READING PASSAGE:

%%

Monday, September 6, 2010

complicit

As I've moved closer to the people and processes involved in making the most basic material goods (food, clothing) in the past two years, the physical world has taken on a new weight. Driving past malls and outlet stores, the sheer volume of the stuff inside is overwhelming. I've had a little glimpse into the lives of those sewing and picking, so that in my more lucid moments I can't grab an appliance off a shelf without wondering how many hands were involved in making it, or pull a shirt off the rack without a peek at the tag to see where it came from.


Being a bit more aware sets me up for an exhausting series of mental gymnastics any time I make a purchase.


Today, for example, I found myself grocery shopping in Walmart. Already I’d had to do some justifying. Walmart is the Big Bad Wolf, up there with other dastardly corporations like Monsanto. They underpay their workers both here and overseas and force local operations out of business everywhere they go.


But…I needed a plastic storage bin. Target would have been my first choice, but it was out of the way and I have a sneaky suspicion my aversion to Walmart is partly a class thing (Target is, after all, where upper middle class folks by their Made in China).

%%

DATA ENTRIES:
%%

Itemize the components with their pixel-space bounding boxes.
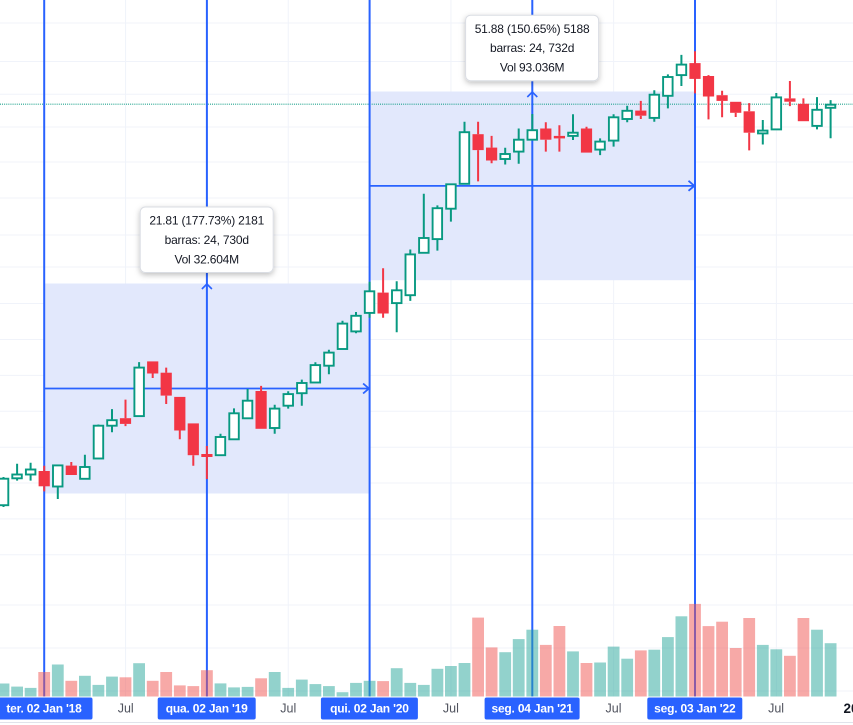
svg-text:seg. 04 Jan '21: seg. 04 Jan '21: [491, 702, 573, 716]
svg-text:21.81 (177.73%) 2181: 21.81 (177.73%) 2181: [149, 214, 264, 228]
svg-text:51.88 (150.65%) 5188: 51.88 (150.65%) 5188: [475, 22, 590, 36]
svg-text:qui. 02 Jan '20: qui. 02 Jan '20: [330, 702, 409, 716]
svg-text:seg. 03 Jan '22: seg. 03 Jan '22: [654, 702, 736, 716]
svg-text:Jul: Jul: [606, 702, 622, 716]
svg-text:ter. 02 Jan '18: ter. 02 Jan '18: [6, 702, 82, 716]
svg-text:qua. 02 Jan '19: qua. 02 Jan '19: [166, 702, 248, 716]
svg-text:Jul: Jul: [280, 702, 296, 716]
svg-text:2023: 2023: [844, 701, 853, 716]
svg-text:Vol 32.604M: Vol 32.604M: [174, 252, 239, 266]
svg-text:barras: 24, 732d: barras: 24, 732d: [490, 41, 574, 55]
svg-text:Jul: Jul: [768, 702, 784, 716]
svg-text:Jul: Jul: [118, 702, 134, 716]
svg-text:Vol 93.036M: Vol 93.036M: [500, 61, 565, 75]
svg-text:barras: 24, 730d: barras: 24, 730d: [165, 233, 249, 247]
svg-text:Jul: Jul: [443, 702, 459, 716]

%%

THE TASKS:
A. Answer each of the following from the blog post titled "complicit."
(i) Which store would have been the writer's first choice for the purchase?
(ii) What item did the writer need to buy?
(iii) Which corporation is named alongside Walmart as another dastardly corporation?
B. In the records, begin at the line that has "svg-text:seg. 04 Jan" and stop after the line that has "svg-text:Jul: Jul: [280, 702, 296, 716]". Reproduce only those lines, changing every "Jan" to "January" and leaving everything else unchanged.

RESULTS:
A.
(i) Target
(ii) A plastic storage bin
(iii) Monsanto

B.
svg-text:seg. 04 January '21: seg. 04 January '21: [491, 702, 573, 716]
svg-text:21.81 (177.73%) 2181: 21.81 (177.73%) 2181: [149, 214, 264, 228]
svg-text:51.88 (150.65%) 5188: 51.88 (150.65%) 5188: [475, 22, 590, 36]
svg-text:qui. 02 January '20: qui. 02 January '20: [330, 702, 409, 716]
svg-text:seg. 03 January '22: seg. 03 January '22: [654, 702, 736, 716]
svg-text:Jul: Jul: [606, 702, 622, 716]
svg-text:ter. 02 January '18: ter. 02 January '18: [6, 702, 82, 716]
svg-text:qua. 02 January '19: qua. 02 January '19: [166, 702, 248, 716]
svg-text:Jul: Jul: [280, 702, 296, 716]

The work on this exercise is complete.